ASSIGNED TASK 1:
Answer these questions from the Year of Cessation update.
(a) How many calls has the 1-800-QUIT-NOW portal received, and over how many years?
(b) Which CDC campaign is associated with over 1 million sustained quits among U.S. adults?
(c) Which quarter of the Year of Cessation is now beginning?
ASSIGNED TASK 2: Name every goal that the Office on Smoking and Health set for itself, according to the Year of Cessation update.
ASSIGNED TASK 3: Write a continuation of the Year of Cessation update, picking up after its last sentence.

SELECTED PASSAGE:
┏━━

Tuesday, October 1, 2019  
Posted by: Natalia Gromov

NAQC is pleased to share an update from OSH on activities planned for Year of Cessation! Please see below.
Dear Colleagues,

It’s hard to believe, but we are now entering the final quarter of our Year of Cessation. Thanks to our collective efforts, we have successfully highlighted the importance of tobacco use and dependence cessation, services, and support throughout this year. It gives me great pleasure to share a few cessation-related successes. First, the 1-800-QUIT-NOW portal reached an incredible milestone, receiving more than 10 million calls over the past 15 years. In addition, CDC’s Tips From Former Smokers® campaign is associated with over 1 million sustained quits among U.S. adults.

Within the Office on Smoking and Health, we challenged ourselves to renew our commitment to dedicate resources and amplify activities to support people in quitting tobacco throughout the year. We identified three main and interlinked goals to align our efforts: to develop and share tailored and/or targeted cessation resources; to increase the reach of cessation interventions and the use of cessation treatments among high-prevalence populations; and to improve engagement with health systems to advance the integration of cessation-related clinical care.

To that end, I’m pleased to share with you the resources developed and new investments made during the Year of Cessation.

┗━━

ENTRIES SUPPLIED:
┏━━

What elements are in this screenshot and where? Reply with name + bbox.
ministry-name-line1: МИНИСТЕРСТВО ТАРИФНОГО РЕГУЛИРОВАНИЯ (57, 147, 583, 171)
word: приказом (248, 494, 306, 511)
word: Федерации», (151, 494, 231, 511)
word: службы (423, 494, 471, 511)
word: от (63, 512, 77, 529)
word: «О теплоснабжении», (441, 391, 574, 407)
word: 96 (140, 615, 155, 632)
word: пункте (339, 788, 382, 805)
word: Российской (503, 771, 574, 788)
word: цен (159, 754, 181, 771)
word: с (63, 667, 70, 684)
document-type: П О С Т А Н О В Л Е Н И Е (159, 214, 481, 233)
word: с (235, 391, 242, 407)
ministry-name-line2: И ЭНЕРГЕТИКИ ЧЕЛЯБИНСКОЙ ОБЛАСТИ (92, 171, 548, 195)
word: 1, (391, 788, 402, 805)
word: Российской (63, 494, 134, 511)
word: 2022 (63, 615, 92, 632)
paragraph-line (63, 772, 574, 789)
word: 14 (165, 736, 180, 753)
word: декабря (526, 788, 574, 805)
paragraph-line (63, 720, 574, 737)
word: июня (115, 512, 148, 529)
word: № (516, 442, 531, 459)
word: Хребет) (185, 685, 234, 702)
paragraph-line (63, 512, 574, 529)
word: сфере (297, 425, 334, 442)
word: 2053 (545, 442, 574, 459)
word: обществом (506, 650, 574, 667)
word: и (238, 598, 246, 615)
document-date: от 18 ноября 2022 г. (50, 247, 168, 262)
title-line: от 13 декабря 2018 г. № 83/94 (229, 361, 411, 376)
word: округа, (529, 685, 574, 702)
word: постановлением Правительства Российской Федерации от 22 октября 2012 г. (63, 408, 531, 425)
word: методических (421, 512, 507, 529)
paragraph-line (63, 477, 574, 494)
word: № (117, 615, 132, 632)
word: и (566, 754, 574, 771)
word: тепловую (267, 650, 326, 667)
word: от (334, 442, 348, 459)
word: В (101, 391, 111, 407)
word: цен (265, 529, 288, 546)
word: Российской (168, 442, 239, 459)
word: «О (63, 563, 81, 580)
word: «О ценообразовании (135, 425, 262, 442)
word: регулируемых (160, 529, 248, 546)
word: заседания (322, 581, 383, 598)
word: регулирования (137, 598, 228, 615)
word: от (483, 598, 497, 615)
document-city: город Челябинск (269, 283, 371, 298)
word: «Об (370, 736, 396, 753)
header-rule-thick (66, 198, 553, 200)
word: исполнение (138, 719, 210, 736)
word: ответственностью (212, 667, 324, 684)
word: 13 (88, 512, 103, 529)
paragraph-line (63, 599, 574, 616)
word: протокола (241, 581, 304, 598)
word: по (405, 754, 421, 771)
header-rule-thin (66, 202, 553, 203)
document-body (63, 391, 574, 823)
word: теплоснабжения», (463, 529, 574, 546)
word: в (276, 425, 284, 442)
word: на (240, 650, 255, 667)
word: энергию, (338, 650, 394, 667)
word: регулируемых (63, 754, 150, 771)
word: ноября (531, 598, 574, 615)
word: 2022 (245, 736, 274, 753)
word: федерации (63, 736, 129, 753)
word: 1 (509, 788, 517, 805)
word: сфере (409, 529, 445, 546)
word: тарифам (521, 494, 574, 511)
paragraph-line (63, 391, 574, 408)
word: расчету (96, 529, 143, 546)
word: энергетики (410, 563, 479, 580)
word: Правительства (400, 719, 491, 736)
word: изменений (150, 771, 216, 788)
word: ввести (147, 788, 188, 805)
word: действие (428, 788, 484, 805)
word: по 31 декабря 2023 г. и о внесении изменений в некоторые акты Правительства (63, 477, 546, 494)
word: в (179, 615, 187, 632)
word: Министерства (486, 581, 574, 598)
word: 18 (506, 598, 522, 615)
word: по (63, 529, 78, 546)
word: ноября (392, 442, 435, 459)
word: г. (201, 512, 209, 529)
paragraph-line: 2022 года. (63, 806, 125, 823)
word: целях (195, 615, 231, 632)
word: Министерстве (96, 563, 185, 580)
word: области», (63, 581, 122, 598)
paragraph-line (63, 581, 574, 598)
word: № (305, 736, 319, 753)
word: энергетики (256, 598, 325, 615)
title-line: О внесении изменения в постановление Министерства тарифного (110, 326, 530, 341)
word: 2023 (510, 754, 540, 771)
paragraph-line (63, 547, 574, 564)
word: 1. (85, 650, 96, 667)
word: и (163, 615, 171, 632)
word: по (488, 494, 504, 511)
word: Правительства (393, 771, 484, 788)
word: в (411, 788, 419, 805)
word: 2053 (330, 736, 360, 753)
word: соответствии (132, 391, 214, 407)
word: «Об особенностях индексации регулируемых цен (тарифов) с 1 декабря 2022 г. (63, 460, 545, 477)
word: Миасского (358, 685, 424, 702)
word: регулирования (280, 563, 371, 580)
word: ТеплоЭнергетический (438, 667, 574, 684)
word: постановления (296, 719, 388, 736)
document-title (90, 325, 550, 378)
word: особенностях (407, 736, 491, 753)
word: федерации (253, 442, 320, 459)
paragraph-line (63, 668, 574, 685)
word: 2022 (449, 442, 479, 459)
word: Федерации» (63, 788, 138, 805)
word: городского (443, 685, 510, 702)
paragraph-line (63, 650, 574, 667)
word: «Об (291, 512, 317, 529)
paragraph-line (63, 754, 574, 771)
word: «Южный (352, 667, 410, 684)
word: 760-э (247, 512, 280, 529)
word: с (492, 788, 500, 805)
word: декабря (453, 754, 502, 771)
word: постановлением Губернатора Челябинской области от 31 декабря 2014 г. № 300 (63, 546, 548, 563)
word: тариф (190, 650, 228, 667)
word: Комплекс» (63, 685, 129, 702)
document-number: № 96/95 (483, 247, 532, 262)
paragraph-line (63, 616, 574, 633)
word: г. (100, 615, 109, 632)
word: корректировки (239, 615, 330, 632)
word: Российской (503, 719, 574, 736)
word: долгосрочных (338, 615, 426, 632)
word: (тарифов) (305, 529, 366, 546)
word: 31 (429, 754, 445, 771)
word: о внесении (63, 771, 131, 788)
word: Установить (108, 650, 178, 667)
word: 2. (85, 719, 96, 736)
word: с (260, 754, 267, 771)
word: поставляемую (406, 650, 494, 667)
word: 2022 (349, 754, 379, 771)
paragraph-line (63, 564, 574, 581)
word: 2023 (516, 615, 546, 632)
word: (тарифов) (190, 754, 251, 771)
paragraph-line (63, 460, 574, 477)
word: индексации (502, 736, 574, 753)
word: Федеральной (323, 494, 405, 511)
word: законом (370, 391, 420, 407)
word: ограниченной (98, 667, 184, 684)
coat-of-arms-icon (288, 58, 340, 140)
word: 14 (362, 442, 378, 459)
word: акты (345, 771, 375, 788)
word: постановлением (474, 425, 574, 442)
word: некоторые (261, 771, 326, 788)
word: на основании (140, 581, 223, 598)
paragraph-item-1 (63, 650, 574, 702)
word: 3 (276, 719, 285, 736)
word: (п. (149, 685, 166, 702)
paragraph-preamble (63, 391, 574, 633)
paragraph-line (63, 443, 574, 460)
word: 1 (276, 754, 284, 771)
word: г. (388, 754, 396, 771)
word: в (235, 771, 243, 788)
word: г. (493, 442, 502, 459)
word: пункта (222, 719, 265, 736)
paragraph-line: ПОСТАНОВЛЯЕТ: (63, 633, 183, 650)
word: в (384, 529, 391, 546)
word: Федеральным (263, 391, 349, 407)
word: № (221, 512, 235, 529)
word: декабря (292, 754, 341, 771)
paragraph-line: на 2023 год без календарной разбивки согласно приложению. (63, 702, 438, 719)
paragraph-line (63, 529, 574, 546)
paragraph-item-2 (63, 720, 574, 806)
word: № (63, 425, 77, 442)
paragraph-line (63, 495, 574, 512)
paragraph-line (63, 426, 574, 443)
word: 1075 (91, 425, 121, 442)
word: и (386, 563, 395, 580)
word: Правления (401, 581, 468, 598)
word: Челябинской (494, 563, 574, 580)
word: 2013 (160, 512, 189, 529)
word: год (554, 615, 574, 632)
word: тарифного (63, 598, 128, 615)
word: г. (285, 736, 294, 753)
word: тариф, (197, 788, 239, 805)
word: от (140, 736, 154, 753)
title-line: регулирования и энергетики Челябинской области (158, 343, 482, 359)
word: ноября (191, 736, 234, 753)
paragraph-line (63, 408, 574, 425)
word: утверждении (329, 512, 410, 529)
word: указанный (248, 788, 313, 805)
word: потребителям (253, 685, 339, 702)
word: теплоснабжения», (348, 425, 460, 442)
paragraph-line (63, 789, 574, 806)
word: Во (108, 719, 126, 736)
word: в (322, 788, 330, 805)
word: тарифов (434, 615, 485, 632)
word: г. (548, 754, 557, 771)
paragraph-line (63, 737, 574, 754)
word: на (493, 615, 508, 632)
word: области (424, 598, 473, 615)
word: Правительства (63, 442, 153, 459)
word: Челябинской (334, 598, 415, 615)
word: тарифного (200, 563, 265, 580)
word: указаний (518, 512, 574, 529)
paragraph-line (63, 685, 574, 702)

┗━━

ANSWER AREA 1:
(a) More than 10 million calls over the past 15 years.
(b) CDC's Tips From Former Smokers® campaign.
(c) The final quarter.

ANSWER AREA 2:
- To develop and share tailored and/or targeted cessation resources.
- To increase the reach of cessation interventions and the use of cessation treatments among high-prevalence populations.
- To improve engagement with health systems to advance the integration of cessation-related clinical care.

ANSWER AREA 3:
  • In partnership with our CDC colleagues in the Division for Heart Disease and Stroke Prevention, we released the Million Hearts Tobacco Cessation Change Package (TCCP)[PDF - 797kb]. The TCCP is a valuable resource for clinical teams in outpatient, inpatient, and behavioral healthcare settings. It offers actionable advice for healthcare systems looking to increase the reach and effectiveness of tobacco cessation strategies.
  • To assist with the translation and implementation of strategies addressed in the TCCP, OSH is partnering with the National Association of Community Health Centers to focus on health systems quality improvement in tobacco cessation treatment in Federally Qualified Health Centers and Community Health Centers.
  • With our partners at the National Cancer Institute, OSH is exploring the creation of a national texting and/or digital portal that we hope to launch in 2021 as a natural extension of 1-800-QUIT-NOW. The goal of such a portal will be to help link those interested in quitting to existing cessation resources that extend beyond the telephone. We’re still in the early planning phases and we will be sharing more information on how you as our partners can provide input to inform the development of a new national portal.
  • To address smoking in high-prevalence populations, OSH funded the Albuquerque Area Indian Health Board to support cessation among American Indians. Activities will address targeted media efforts, along with promotion of 1-800-QUIT-NOW and other tribal health system and Indian Health Service cessation programs that provide evidence-based cessation treatment. In addition, OSH also funded the National Indian Health Board to improve access to evidence-based cessation interventions and help tribal healthcare facilities and systems include these interventions as a routine part of care.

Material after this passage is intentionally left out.